─── SOURCE MATERIAL

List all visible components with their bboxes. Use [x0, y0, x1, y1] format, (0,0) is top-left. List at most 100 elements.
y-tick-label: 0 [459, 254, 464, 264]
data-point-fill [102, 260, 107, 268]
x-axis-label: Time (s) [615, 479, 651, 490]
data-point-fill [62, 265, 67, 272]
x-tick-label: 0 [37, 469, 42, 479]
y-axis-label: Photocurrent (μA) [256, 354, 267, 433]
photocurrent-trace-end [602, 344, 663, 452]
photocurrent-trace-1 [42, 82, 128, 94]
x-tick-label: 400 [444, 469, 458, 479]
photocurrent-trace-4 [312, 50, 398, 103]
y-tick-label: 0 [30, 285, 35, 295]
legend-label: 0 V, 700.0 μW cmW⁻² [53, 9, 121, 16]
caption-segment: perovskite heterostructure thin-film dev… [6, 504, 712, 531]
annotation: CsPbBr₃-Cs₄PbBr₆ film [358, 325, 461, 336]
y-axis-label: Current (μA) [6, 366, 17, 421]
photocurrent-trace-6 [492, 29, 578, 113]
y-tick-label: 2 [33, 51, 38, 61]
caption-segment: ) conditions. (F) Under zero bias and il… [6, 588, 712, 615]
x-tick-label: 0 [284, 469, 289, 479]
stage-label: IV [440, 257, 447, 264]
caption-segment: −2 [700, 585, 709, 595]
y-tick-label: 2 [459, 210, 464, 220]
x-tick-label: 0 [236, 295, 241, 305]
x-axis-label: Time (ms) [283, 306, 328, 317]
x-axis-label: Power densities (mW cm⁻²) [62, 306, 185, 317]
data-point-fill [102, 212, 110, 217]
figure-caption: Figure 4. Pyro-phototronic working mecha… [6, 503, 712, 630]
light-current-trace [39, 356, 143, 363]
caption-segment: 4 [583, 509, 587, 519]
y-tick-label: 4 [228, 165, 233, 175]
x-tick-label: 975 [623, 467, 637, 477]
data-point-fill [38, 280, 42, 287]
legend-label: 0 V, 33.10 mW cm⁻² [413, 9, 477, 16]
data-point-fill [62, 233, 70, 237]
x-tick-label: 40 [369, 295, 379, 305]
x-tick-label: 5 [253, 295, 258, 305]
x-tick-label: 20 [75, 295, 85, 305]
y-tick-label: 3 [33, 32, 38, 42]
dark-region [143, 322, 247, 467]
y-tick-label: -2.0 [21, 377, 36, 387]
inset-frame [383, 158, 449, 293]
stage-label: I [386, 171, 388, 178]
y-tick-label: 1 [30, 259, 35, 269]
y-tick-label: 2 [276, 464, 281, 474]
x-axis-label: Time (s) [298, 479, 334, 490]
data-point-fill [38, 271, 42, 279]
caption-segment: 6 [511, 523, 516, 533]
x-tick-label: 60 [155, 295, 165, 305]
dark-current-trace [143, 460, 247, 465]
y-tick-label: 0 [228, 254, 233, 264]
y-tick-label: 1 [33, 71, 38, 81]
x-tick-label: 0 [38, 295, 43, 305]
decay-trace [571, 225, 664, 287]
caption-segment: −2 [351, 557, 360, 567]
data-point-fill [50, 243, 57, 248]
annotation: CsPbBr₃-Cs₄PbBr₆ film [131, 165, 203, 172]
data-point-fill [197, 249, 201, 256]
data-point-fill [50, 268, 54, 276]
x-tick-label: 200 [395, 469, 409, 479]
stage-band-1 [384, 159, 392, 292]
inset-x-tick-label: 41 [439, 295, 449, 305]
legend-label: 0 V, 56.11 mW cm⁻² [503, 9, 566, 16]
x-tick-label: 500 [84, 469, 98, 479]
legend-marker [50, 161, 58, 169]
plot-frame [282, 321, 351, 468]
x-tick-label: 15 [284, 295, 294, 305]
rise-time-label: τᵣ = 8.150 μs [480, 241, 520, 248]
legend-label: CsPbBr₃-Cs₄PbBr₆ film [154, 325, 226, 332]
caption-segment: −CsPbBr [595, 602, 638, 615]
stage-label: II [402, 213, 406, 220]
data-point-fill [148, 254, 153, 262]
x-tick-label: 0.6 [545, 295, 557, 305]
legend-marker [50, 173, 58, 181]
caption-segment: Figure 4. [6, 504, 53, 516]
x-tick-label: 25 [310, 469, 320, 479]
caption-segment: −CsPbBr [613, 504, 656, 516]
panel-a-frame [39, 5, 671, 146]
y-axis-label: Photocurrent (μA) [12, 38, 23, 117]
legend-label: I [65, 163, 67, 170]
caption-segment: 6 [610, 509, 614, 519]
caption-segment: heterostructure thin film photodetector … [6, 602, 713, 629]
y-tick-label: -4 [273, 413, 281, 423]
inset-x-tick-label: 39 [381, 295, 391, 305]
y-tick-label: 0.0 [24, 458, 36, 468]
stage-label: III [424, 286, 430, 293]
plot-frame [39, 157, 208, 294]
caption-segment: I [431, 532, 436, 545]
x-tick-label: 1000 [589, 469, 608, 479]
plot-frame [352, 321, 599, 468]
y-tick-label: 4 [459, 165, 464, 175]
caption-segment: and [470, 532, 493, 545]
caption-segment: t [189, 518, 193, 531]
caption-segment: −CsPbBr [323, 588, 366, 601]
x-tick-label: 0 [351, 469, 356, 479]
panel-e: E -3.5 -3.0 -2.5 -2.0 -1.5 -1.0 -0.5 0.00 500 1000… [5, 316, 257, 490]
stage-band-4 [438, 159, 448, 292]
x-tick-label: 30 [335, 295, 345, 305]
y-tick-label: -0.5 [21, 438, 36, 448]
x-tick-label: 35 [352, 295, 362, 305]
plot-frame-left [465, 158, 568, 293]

──────

PROBLEM TO WORK ON
Rewrite the data above, replacing every "data-point-fill" with "data-marker" and leaving everything else unchanged.

THE ANSWER
List all visible components with their bboxes. Use [x0, y0, x1, y1] format, (0,0) is top-left. List at most 100 elements.
y-tick-label: 0 [459, 254, 464, 264]
data-marker [102, 260, 107, 268]
x-axis-label: Time (s) [615, 479, 651, 490]
data-marker [62, 265, 67, 272]
x-tick-label: 0 [37, 469, 42, 479]
y-axis-label: Photocurrent (μA) [256, 354, 267, 433]
photocurrent-trace-end [602, 344, 663, 452]
photocurrent-trace-1 [42, 82, 128, 94]
x-tick-label: 400 [444, 469, 458, 479]
photocurrent-trace-4 [312, 50, 398, 103]
y-tick-label: 0 [30, 285, 35, 295]
legend-label: 0 V, 700.0 μW cmW⁻² [53, 9, 121, 16]
caption-segment: perovskite heterostructure thin-film dev… [6, 504, 712, 531]
annotation: CsPbBr₃-Cs₄PbBr₆ film [358, 325, 461, 336]
y-axis-label: Current (μA) [6, 366, 17, 421]
photocurrent-trace-6 [492, 29, 578, 113]
y-tick-label: 2 [33, 51, 38, 61]
caption-segment: ) conditions. (F) Under zero bias and il… [6, 588, 712, 615]
x-tick-label: 0 [284, 469, 289, 479]
stage-label: IV [440, 257, 447, 264]
caption-segment: −2 [700, 585, 709, 595]
y-tick-label: 2 [459, 210, 464, 220]
x-tick-label: 0 [236, 295, 241, 305]
x-axis-label: Time (ms) [283, 306, 328, 317]
x-axis-label: Power densities (mW cm⁻²) [62, 306, 185, 317]
data-marker [102, 212, 110, 217]
figure-caption: Figure 4. Pyro-phototronic working mecha… [6, 503, 712, 630]
light-current-trace [39, 356, 143, 363]
caption-segment: 4 [583, 509, 587, 519]
y-tick-label: 4 [228, 165, 233, 175]
x-tick-label: 975 [623, 467, 637, 477]
data-marker [38, 280, 42, 287]
legend-label: 0 V, 33.10 mW cm⁻² [413, 9, 477, 16]
data-marker [62, 233, 70, 237]
x-tick-label: 40 [369, 295, 379, 305]
x-tick-label: 5 [253, 295, 258, 305]
x-tick-label: 20 [75, 295, 85, 305]
y-tick-label: 3 [33, 32, 38, 42]
dark-region [143, 322, 247, 467]
y-tick-label: -2.0 [21, 377, 36, 387]
inset-frame [383, 158, 449, 293]
stage-label: I [386, 171, 388, 178]
y-tick-label: 1 [30, 259, 35, 269]
y-tick-label: 2 [276, 464, 281, 474]
x-axis-label: Time (s) [298, 479, 334, 490]
data-marker [38, 271, 42, 279]
caption-segment: 6 [511, 523, 516, 533]
x-tick-label: 60 [155, 295, 165, 305]
dark-current-trace [143, 460, 247, 465]
y-tick-label: 0 [228, 254, 233, 264]
y-tick-label: 1 [33, 71, 38, 81]
x-tick-label: 0 [38, 295, 43, 305]
decay-trace [571, 225, 664, 287]
caption-segment: −2 [351, 557, 360, 567]
data-marker [50, 243, 57, 248]
annotation: CsPbBr₃-Cs₄PbBr₆ film [131, 165, 203, 172]
data-marker [197, 249, 201, 256]
data-marker [50, 268, 54, 276]
x-tick-label: 200 [395, 469, 409, 479]
stage-band-1 [384, 159, 392, 292]
inset-x-tick-label: 41 [439, 295, 449, 305]
legend-label: 0 V, 56.11 mW cm⁻² [503, 9, 566, 16]
x-tick-label: 500 [84, 469, 98, 479]
legend-marker [50, 161, 58, 169]
plot-frame [282, 321, 351, 468]
x-tick-label: 15 [284, 295, 294, 305]
rise-time-label: τᵣ = 8.150 μs [480, 241, 520, 248]
legend-label: CsPbBr₃-Cs₄PbBr₆ film [154, 325, 226, 332]
caption-segment: −CsPbBr [595, 602, 638, 615]
stage-label: II [402, 213, 406, 220]
data-marker [148, 254, 153, 262]
x-tick-label: 0.6 [545, 295, 557, 305]
legend-marker [50, 173, 58, 181]
caption-segment: Figure 4. [6, 504, 53, 516]
x-tick-label: 25 [310, 469, 320, 479]
caption-segment: −CsPbBr [613, 504, 656, 516]
panel-a-frame [39, 5, 671, 146]
y-axis-label: Photocurrent (μA) [12, 38, 23, 117]
legend-label: I [65, 163, 67, 170]
caption-segment: 6 [610, 509, 614, 519]
caption-segment: heterostructure thin film photodetector … [6, 602, 713, 629]
y-tick-label: -4 [273, 413, 281, 423]
inset-x-tick-label: 39 [381, 295, 391, 305]
y-tick-label: 0.0 [24, 458, 36, 468]
stage-label: III [424, 286, 430, 293]
plot-frame [39, 157, 208, 294]
caption-segment: I [431, 532, 436, 545]
x-tick-label: 1000 [589, 469, 608, 479]
plot-frame [352, 321, 599, 468]
y-tick-label: 4 [459, 165, 464, 175]
caption-segment: and [470, 532, 493, 545]
caption-segment: t [189, 518, 193, 531]
caption-segment: −CsPbBr [323, 588, 366, 601]
x-tick-label: 0 [351, 469, 356, 479]
panel-e: E -3.5 -3.0 -2.5 -2.0 -1.5 -1.0 -0.5 0.00 500 1000… [5, 316, 257, 490]
stage-band-4 [438, 159, 448, 292]
x-tick-label: 30 [335, 295, 345, 305]
y-tick-label: -0.5 [21, 438, 36, 448]
x-tick-label: 35 [352, 295, 362, 305]
plot-frame-left [465, 158, 568, 293]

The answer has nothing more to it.